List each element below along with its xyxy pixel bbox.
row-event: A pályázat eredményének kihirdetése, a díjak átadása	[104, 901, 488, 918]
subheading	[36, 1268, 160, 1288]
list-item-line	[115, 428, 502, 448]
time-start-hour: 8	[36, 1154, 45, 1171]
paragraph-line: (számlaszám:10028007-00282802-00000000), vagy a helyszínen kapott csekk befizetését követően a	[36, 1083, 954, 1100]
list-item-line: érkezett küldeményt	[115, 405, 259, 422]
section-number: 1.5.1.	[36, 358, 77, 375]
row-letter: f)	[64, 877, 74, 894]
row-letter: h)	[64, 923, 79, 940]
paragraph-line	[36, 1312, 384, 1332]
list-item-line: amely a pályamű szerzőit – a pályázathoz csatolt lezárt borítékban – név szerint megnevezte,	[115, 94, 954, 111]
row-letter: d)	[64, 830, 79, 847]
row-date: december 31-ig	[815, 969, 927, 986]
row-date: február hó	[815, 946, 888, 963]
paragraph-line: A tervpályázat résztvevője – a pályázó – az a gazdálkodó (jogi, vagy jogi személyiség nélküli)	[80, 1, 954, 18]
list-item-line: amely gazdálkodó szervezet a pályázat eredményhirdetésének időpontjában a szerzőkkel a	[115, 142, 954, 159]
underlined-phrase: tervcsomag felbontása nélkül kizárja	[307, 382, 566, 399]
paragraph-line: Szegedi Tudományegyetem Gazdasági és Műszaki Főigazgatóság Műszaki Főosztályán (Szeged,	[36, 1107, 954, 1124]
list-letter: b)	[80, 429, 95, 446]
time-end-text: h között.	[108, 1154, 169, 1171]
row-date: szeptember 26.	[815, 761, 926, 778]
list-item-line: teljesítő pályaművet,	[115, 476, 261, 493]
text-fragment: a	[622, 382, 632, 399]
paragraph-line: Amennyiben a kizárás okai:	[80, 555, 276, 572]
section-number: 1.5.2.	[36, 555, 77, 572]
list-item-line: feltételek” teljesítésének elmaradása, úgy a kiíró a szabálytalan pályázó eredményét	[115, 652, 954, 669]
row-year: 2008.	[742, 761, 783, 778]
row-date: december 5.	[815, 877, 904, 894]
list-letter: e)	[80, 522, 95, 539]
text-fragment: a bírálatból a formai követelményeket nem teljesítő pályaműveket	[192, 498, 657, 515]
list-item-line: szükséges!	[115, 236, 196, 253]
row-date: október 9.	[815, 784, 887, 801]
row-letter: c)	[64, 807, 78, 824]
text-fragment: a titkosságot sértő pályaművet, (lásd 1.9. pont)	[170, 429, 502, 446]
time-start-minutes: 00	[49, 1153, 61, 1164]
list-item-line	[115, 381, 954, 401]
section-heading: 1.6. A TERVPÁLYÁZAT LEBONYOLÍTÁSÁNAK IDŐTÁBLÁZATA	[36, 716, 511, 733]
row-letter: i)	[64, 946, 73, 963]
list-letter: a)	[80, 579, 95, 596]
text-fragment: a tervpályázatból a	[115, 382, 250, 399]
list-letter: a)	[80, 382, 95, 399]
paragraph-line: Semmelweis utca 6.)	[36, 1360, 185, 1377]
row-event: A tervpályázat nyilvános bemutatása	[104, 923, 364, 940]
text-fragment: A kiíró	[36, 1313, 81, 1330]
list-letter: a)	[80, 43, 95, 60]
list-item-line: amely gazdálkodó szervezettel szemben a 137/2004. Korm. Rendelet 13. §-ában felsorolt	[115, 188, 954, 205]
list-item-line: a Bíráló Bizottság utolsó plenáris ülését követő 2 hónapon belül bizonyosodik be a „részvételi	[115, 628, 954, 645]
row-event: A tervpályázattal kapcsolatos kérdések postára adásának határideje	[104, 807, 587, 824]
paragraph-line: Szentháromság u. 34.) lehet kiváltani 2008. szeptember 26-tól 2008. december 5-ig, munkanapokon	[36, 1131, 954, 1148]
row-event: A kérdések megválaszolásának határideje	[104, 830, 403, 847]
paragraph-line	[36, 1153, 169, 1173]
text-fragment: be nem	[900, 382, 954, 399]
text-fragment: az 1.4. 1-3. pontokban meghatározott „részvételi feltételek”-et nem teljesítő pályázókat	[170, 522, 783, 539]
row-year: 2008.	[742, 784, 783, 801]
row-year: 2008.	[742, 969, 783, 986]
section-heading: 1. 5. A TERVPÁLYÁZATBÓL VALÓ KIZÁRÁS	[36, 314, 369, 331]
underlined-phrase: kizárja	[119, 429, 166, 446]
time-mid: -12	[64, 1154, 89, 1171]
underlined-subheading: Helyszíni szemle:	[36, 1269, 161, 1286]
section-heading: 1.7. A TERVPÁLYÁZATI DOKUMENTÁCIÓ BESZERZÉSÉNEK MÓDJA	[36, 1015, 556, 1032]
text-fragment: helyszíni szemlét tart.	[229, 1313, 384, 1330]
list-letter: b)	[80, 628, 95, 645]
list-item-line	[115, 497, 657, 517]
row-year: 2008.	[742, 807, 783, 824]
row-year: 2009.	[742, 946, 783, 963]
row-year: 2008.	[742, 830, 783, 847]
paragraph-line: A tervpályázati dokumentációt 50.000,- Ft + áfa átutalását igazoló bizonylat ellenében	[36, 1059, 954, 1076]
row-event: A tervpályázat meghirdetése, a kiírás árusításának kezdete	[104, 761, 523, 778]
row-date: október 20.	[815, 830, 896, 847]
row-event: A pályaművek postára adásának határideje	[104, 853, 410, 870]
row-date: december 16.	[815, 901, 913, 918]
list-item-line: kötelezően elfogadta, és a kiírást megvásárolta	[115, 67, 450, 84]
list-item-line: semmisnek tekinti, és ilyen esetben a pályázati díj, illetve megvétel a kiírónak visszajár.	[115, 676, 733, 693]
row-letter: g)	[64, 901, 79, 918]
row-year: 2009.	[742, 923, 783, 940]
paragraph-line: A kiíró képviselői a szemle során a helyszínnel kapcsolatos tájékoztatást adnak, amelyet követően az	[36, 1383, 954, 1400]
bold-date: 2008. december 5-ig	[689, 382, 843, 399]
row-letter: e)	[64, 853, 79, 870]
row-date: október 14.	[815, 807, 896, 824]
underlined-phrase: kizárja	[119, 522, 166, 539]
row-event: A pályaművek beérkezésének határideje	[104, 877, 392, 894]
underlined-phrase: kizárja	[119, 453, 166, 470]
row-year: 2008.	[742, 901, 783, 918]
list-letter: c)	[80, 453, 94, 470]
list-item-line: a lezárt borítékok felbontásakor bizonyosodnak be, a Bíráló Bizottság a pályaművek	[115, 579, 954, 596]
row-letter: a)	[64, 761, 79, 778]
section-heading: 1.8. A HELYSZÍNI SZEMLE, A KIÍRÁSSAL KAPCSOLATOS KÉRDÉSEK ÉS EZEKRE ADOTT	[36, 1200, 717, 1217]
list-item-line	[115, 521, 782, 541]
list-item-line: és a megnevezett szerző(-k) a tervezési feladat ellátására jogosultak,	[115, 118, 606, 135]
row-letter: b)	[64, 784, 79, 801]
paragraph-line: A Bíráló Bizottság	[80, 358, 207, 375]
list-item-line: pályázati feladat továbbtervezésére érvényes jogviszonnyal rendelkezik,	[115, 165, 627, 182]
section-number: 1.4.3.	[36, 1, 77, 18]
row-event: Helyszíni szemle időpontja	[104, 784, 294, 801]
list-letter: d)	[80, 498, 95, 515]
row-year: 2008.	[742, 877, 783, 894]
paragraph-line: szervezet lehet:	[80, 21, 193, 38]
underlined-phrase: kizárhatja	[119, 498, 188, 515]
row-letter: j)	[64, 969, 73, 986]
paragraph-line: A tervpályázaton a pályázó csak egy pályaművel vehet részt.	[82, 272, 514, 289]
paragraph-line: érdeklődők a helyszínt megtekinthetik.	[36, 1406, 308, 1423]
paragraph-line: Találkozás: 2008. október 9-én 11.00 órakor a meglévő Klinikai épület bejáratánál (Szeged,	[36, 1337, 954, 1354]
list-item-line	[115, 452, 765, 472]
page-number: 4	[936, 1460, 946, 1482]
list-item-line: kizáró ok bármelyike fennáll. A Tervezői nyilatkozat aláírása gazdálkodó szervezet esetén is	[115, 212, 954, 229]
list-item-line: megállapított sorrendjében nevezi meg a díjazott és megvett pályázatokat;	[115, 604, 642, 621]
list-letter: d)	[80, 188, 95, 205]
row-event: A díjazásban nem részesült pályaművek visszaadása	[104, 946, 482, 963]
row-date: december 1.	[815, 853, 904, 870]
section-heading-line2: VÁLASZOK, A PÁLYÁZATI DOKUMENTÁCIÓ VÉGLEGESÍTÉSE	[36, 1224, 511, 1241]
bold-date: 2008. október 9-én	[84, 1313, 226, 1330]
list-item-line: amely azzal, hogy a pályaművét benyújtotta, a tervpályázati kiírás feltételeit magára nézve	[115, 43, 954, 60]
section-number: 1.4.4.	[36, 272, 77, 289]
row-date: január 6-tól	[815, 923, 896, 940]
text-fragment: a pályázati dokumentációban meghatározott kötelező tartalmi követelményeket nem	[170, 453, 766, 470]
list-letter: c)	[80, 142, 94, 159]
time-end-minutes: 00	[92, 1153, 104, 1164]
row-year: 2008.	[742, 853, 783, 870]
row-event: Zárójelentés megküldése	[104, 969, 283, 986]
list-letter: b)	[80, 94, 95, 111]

* * *

▸ **EXERCISE DETAILS**
Edit the lines from the first one through the line containing "1154, 45, 1171]", changing "bbox" to "bounding box" and keeping everything else the same.

▸ **TASK OUTPUT**
List each element below along with its xyxy pixel bounding box.
row-event: A pályázat eredményének kihirdetése, a díjak átadása	[104, 901, 488, 918]
subheading	[36, 1268, 160, 1288]
list-item-line	[115, 428, 502, 448]
time-start-hour: 8	[36, 1154, 45, 1171]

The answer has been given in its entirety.